[START RECORDED DATA]

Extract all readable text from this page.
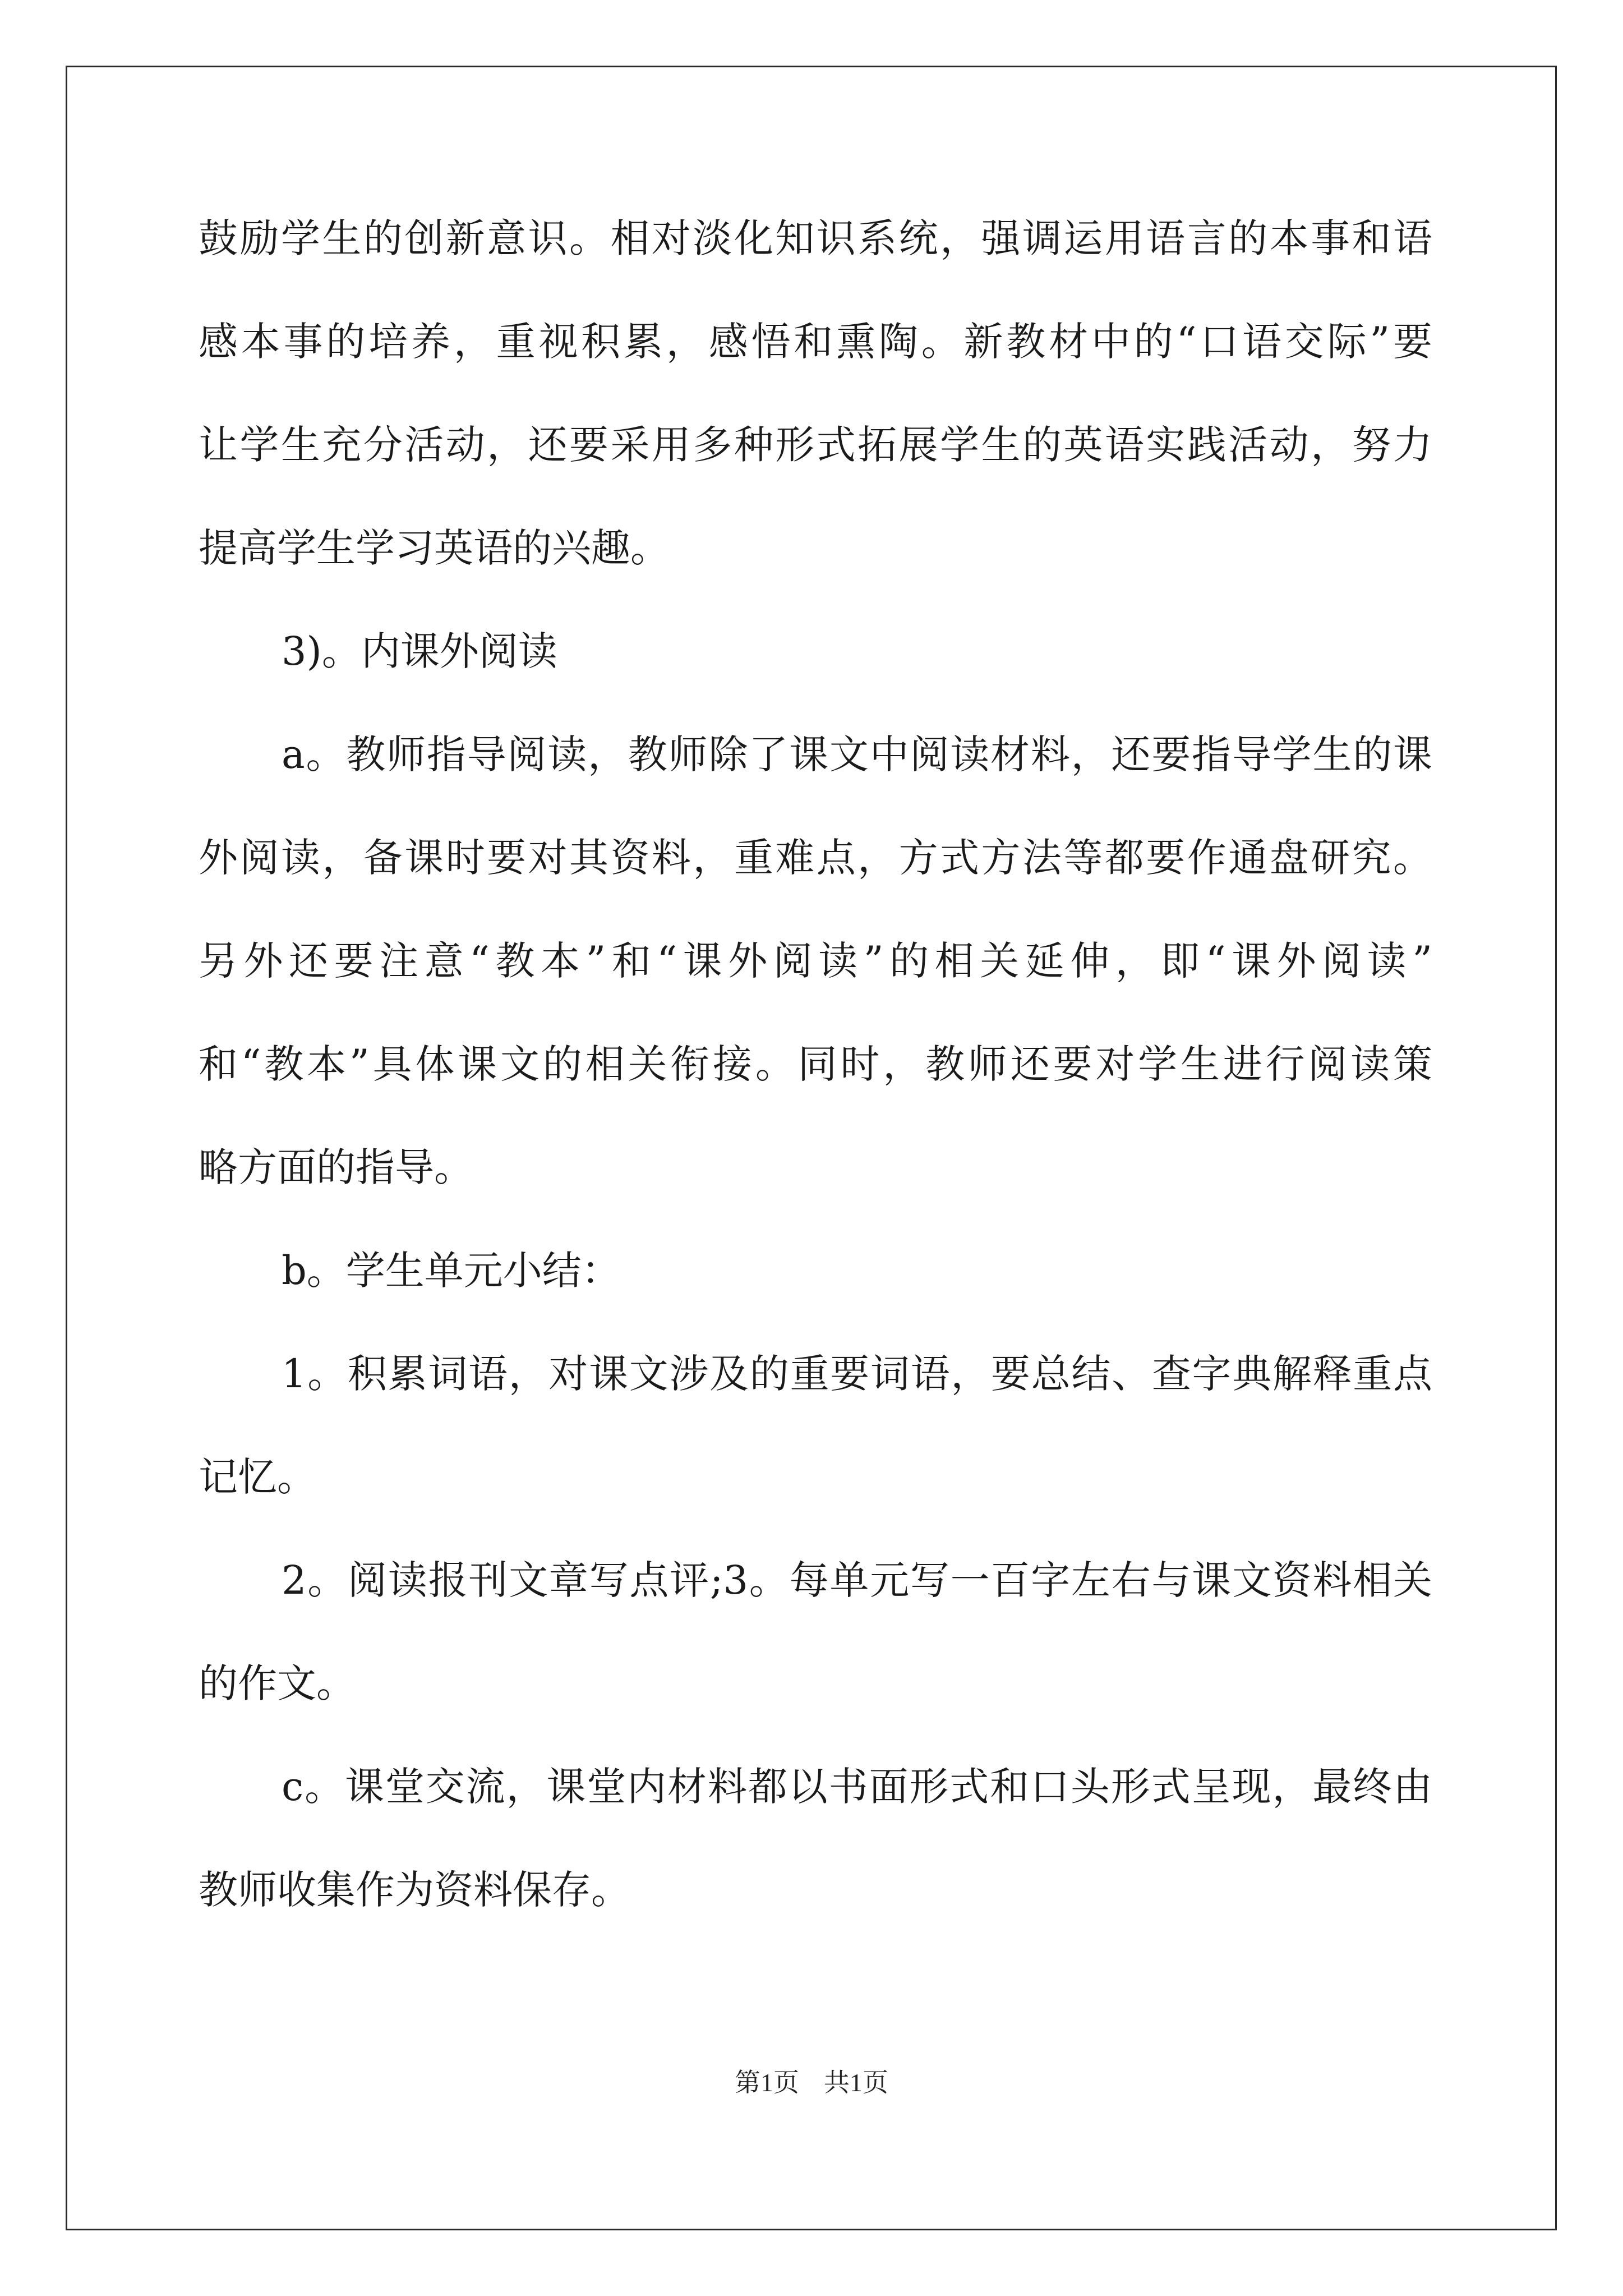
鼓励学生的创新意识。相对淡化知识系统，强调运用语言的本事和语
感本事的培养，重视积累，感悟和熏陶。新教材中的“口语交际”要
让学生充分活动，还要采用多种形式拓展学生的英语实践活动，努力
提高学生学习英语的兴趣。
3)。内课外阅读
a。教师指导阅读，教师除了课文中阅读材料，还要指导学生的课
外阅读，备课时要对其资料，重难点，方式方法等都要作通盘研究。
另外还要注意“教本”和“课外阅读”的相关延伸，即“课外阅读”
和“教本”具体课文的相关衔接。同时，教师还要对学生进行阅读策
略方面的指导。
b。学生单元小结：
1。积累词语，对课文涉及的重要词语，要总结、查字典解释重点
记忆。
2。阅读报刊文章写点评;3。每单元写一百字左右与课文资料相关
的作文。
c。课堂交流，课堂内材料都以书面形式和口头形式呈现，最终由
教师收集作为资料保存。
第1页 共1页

[END RECORDED DATA]
[START RECORDED DATA]

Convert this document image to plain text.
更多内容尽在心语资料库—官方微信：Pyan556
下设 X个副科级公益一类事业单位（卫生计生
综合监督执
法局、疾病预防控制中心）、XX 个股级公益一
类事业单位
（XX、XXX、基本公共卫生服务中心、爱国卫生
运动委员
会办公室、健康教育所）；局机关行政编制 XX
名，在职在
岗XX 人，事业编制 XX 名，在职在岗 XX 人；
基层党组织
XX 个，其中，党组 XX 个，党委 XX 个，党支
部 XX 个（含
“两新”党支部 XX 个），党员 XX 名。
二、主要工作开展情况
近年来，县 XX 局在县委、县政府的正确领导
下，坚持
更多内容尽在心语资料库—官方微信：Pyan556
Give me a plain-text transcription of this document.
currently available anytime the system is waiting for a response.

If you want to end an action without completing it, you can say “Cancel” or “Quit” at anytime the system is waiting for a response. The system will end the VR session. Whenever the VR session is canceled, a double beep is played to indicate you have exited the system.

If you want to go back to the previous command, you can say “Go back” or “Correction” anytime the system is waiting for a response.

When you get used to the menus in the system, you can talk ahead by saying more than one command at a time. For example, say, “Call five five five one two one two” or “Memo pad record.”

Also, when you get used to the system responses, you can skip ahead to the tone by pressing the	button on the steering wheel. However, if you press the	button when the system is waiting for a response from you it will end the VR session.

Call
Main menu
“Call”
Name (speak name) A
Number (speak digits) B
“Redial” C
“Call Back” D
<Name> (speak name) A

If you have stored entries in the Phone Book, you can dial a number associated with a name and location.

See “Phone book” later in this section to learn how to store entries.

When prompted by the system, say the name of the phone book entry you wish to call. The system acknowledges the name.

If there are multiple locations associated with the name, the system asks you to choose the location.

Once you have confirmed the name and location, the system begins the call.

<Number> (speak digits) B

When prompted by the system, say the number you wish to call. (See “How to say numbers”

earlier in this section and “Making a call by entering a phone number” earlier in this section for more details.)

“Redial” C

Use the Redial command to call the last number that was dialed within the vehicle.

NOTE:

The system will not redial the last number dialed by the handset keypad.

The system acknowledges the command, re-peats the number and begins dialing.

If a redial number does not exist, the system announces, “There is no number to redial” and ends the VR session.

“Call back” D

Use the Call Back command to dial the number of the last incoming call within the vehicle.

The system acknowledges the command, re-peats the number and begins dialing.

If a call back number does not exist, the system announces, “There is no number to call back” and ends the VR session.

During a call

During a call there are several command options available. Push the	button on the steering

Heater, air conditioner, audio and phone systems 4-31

[END RECORDED DATA]
[START RECORDED DATA]

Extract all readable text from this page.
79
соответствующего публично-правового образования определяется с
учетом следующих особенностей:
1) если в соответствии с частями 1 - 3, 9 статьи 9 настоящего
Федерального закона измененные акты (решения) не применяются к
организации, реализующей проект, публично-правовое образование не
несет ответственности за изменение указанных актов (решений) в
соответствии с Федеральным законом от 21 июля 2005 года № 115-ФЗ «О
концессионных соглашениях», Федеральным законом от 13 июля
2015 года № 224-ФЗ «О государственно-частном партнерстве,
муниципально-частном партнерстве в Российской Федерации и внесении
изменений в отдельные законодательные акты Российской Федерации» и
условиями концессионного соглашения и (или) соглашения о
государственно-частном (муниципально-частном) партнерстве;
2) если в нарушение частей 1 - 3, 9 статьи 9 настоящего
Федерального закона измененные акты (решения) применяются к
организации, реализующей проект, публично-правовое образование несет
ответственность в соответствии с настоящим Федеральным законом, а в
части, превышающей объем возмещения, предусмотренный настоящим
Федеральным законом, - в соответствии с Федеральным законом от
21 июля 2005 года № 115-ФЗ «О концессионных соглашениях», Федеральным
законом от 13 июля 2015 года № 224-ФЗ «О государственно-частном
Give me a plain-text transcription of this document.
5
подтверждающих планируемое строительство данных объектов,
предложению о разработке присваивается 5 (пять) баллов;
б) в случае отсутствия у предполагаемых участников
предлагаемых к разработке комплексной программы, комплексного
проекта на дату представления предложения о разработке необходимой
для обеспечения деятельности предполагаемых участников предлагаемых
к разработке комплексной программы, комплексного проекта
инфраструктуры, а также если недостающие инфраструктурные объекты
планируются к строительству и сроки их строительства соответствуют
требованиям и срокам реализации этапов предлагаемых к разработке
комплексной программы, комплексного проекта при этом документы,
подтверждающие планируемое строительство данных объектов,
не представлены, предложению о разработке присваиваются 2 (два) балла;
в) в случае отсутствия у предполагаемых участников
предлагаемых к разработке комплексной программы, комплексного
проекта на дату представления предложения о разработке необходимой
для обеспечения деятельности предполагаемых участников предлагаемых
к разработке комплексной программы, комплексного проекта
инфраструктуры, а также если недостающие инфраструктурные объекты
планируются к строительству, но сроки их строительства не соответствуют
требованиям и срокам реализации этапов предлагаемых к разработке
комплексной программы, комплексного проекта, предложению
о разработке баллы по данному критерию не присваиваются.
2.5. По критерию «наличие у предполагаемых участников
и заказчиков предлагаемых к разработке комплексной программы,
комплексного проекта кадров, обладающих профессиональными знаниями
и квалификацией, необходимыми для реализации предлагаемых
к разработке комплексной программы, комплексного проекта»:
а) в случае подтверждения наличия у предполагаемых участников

[END RECORDED DATA]

OBJECTIVE: Isolate the lines above that contain the word "Федерального" and copy them.

WRITTEN SOLUTION:
Федерального закона измененные акты (решения) не применяются к
Федерального закона измененные акты (решения) применяются к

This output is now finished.